Dataset extract.
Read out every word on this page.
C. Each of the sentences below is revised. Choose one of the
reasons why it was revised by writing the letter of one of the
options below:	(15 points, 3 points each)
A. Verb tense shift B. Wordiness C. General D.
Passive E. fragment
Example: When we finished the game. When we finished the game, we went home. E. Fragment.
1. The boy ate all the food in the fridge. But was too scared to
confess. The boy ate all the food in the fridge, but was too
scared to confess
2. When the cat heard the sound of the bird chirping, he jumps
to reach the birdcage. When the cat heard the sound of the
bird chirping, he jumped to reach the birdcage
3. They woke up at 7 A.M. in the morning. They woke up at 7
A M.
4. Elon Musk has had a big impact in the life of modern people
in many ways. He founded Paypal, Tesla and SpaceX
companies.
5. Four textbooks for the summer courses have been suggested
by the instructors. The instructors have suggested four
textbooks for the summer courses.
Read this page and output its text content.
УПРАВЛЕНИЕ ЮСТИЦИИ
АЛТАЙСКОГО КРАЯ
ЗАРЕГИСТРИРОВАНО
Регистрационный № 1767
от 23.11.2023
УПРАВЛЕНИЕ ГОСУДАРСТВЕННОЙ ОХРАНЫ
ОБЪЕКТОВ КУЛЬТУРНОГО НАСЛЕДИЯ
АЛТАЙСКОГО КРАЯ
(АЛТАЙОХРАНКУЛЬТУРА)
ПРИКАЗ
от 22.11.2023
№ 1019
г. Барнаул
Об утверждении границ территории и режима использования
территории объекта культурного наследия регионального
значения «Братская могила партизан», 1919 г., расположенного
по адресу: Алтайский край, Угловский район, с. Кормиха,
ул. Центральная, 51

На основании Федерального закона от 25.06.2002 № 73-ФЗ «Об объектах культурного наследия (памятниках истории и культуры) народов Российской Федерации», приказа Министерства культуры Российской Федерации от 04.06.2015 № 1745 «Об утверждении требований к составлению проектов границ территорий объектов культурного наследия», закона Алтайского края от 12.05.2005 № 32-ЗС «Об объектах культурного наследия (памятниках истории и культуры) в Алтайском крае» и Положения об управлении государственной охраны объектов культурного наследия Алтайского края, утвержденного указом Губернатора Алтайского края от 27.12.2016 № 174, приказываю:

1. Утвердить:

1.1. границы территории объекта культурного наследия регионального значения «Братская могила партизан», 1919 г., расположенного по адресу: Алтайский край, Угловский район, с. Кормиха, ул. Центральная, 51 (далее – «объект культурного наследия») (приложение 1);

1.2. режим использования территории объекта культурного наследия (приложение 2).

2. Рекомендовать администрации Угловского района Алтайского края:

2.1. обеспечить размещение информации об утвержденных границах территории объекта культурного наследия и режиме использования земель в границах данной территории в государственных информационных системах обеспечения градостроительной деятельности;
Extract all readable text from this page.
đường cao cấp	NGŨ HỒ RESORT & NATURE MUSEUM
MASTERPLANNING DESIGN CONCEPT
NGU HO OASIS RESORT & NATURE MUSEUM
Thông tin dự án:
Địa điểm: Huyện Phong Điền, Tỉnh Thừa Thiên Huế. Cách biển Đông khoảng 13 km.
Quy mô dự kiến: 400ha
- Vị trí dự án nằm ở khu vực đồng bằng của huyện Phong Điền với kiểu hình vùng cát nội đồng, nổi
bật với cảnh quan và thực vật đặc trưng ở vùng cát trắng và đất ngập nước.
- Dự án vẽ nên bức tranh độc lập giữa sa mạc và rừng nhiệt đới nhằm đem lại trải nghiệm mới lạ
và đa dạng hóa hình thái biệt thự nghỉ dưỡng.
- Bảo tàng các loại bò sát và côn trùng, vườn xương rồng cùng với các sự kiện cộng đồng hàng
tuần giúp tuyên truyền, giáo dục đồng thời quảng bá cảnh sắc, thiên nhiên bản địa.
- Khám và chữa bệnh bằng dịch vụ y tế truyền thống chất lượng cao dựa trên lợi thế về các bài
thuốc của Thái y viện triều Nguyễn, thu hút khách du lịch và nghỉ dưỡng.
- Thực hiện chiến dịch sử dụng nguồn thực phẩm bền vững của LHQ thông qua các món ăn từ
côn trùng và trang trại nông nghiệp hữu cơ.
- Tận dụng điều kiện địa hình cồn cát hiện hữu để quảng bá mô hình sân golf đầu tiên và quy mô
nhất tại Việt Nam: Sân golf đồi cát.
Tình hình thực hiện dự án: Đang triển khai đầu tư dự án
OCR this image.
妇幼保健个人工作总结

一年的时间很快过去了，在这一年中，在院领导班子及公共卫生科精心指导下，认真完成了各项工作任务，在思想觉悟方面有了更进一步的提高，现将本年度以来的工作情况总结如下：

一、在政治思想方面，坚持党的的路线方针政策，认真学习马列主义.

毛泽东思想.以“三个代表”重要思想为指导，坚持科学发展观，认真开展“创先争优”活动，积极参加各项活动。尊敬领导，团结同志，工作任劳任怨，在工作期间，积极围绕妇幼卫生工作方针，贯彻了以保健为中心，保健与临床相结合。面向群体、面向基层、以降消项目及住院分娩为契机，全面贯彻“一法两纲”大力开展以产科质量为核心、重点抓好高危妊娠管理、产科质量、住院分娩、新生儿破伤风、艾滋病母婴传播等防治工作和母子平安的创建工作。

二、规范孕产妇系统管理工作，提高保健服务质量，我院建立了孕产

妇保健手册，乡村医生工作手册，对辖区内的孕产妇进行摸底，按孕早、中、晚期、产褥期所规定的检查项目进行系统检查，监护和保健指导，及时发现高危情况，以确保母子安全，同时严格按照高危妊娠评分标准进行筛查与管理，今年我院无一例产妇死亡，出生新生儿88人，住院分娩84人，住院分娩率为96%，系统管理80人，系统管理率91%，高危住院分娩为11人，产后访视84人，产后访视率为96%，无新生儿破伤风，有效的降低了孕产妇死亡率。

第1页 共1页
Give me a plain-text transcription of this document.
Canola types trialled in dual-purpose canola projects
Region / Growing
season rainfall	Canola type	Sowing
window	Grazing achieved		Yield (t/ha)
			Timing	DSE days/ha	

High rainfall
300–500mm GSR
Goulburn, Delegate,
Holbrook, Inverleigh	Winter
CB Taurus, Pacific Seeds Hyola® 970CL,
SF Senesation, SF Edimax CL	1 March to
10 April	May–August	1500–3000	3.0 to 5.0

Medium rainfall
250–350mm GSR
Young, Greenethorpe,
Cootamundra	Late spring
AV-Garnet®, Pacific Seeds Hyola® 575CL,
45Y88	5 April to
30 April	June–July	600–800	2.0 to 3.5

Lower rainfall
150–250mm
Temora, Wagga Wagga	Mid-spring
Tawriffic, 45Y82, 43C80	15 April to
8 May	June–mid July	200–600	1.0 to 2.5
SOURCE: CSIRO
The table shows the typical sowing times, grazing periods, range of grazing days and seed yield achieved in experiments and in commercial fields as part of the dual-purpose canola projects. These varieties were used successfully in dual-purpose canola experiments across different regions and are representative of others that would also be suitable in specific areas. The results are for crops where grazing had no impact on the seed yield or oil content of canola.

Do this.
Set all of the entries down again, exactly as they were given.

Written answer.
Read out every word on this page.
C. Each of the sentences below is revised. Choose one of the
reasons why it was revised by writing the letter of one of the
options below:	(15 points, 3 points each)
A. Verb tense shift B. Wordiness C. General D.
Passive E. fragment
Example: When we finished the game. When we finished the game, we went home. E. Fragment.
1. The boy ate all the food in the fridge. But was too scared to
confess. The boy ate all the food in the fridge, but was too
scared to confess
2. When the cat heard the sound of the bird chirping, he jumps
to reach the birdcage. When the cat heard the sound of the
bird chirping, he jumped to reach the birdcage
3. They woke up at 7 A.M. in the morning. They woke up at 7
A M.
4. Elon Musk has had a big impact in the life of modern people
in many ways. He founded Paypal, Tesla and SpaceX
companies.
5. Four textbooks for the summer courses have been suggested
by the instructors. The instructors have suggested four
textbooks for the summer courses.
Read this page and output its text content.
УПРАВЛЕНИЕ ЮСТИЦИИ
АЛТАЙСКОГО КРАЯ
ЗАРЕГИСТРИРОВАНО
Регистрационный № 1767
от 23.11.2023
УПРАВЛЕНИЕ ГОСУДАРСТВЕННОЙ ОХРАНЫ
ОБЪЕКТОВ КУЛЬТУРНОГО НАСЛЕДИЯ
АЛТАЙСКОГО КРАЯ
(АЛТАЙОХРАНКУЛЬТУРА)
ПРИКАЗ
от 22.11.2023
№ 1019
г. Барнаул
Об утверждении границ территории и режима использования
территории объекта культурного наследия регионального
значения «Братская могила партизан», 1919 г., расположенного
по адресу: Алтайский край, Угловский район, с. Кормиха,
ул. Центральная, 51

На основании Федерального закона от 25.06.2002 № 73-ФЗ «Об объектах культурного наследия (памятниках истории и культуры) народов Российской Федерации», приказа Министерства культуры Российской Федерации от 04.06.2015 № 1745 «Об утверждении требований к составлению проектов границ территорий объектов культурного наследия», закона Алтайского края от 12.05.2005 № 32-ЗС «Об объектах культурного наследия (памятниках истории и культуры) в Алтайском крае» и Положения об управлении государственной охраны объектов культурного наследия Алтайского края, утвержденного указом Губернатора Алтайского края от 27.12.2016 № 174, приказываю:

1. Утвердить:

1.1. границы территории объекта культурного наследия регионального значения «Братская могила партизан», 1919 г., расположенного по адресу: Алтайский край, Угловский район, с. Кормиха, ул. Центральная, 51 (далее – «объект культурного наследия») (приложение 1);

1.2. режим использования территории объекта культурного наследия (приложение 2).

2. Рекомендовать администрации Угловского района Алтайского края:

2.1. обеспечить размещение информации об утвержденных границах территории объекта культурного наследия и режиме использования земель в границах данной территории в государственных информационных системах обеспечения градостроительной деятельности;
Extract all readable text from this page.
đường cao cấp	NGŨ HỒ RESORT & NATURE MUSEUM
MASTERPLANNING DESIGN CONCEPT
NGU HO OASIS RESORT & NATURE MUSEUM
Thông tin dự án:
Địa điểm: Huyện Phong Điền, Tỉnh Thừa Thiên Huế. Cách biển Đông khoảng 13 km.
Quy mô dự kiến: 400ha
- Vị trí dự án nằm ở khu vực đồng bằng của huyện Phong Điền với kiểu hình vùng cát nội đồng, nổi
bật với cảnh quan và thực vật đặc trưng ở vùng cát trắng và đất ngập nước.
- Dự án vẽ nên bức tranh độc lập giữa sa mạc và rừng nhiệt đới nhằm đem lại trải nghiệm mới lạ
và đa dạng hóa hình thái biệt thự nghỉ dưỡng.
- Bảo tàng các loại bò sát và côn trùng, vườn xương rồng cùng với các sự kiện cộng đồng hàng
tuần giúp tuyên truyền, giáo dục đồng thời quảng bá cảnh sắc, thiên nhiên bản địa.
- Khám và chữa bệnh bằng dịch vụ y tế truyền thống chất lượng cao dựa trên lợi thế về các bài
thuốc của Thái y viện triều Nguyễn, thu hút khách du lịch và nghỉ dưỡng.
- Thực hiện chiến dịch sử dụng nguồn thực phẩm bền vững của LHQ thông qua các món ăn từ
côn trùng và trang trại nông nghiệp hữu cơ.
- Tận dụng điều kiện địa hình cồn cát hiện hữu để quảng bá mô hình sân golf đầu tiên và quy mô
nhất tại Việt Nam: Sân golf đồi cát.
Tình hình thực hiện dự án: Đang triển khai đầu tư dự án
OCR this image.
妇幼保健个人工作总结

一年的时间很快过去了，在这一年中，在院领导班子及公共卫生科精心指导下，认真完成了各项工作任务，在思想觉悟方面有了更进一步的提高，现将本年度以来的工作情况总结如下：

一、在政治思想方面，坚持党的的路线方针政策，认真学习马列主义.

毛泽东思想.以“三个代表”重要思想为指导，坚持科学发展观，认真开展“创先争优”活动，积极参加各项活动。尊敬领导，团结同志，工作任劳任怨，在工作期间，积极围绕妇幼卫生工作方针，贯彻了以保健为中心，保健与临床相结合。面向群体、面向基层、以降消项目及住院分娩为契机，全面贯彻“一法两纲”大力开展以产科质量为核心、重点抓好高危妊娠管理、产科质量、住院分娩、新生儿破伤风、艾滋病母婴传播等防治工作和母子平安的创建工作。

二、规范孕产妇系统管理工作，提高保健服务质量，我院建立了孕产

妇保健手册，乡村医生工作手册，对辖区内的孕产妇进行摸底，按孕早、中、晚期、产褥期所规定的检查项目进行系统检查，监护和保健指导，及时发现高危情况，以确保母子安全，同时严格按照高危妊娠评分标准进行筛查与管理，今年我院无一例产妇死亡，出生新生儿88人，住院分娩84人，住院分娩率为96%，系统管理80人，系统管理率91%，高危住院分娩为11人，产后访视84人，产后访视率为96%，无新生儿破伤风，有效的降低了孕产妇死亡率。

第1页 共1页
Give me a plain-text transcription of this document.
Canola types trialled in dual-purpose canola projects
Region / Growing
season rainfall	Canola type	Sowing
window	Grazing achieved		Yield (t/ha)
			Timing	DSE days/ha	

High rainfall
300–500mm GSR
Goulburn, Delegate,
Holbrook, Inverleigh	Winter
CB Taurus, Pacific Seeds Hyola® 970CL,
SF Senesation, SF Edimax CL	1 March to
10 April	May–August	1500–3000	3.0 to 5.0

Medium rainfall
250–350mm GSR
Young, Greenethorpe,
Cootamundra	Late spring
AV-Garnet®, Pacific Seeds Hyola® 575CL,
45Y88	5 April to
30 April	June–July	600–800	2.0 to 3.5

Lower rainfall
150–250mm
Temora, Wagga Wagga	Mid-spring
Tawriffic, 45Y82, 43C80	15 April to
8 May	June–mid July	200–600	1.0 to 2.5
SOURCE: CSIRO
The table shows the typical sowing times, grazing periods, range of grazing days and seed yield achieved in experiments and in commercial fields as part of the dual-purpose canola projects. These varieties were used successfully in dual-purpose canola experiments across different regions and are representative of others that would also be suitable in specific areas. The results are for crops where grazing had no impact on the seed yield or oil content of canola.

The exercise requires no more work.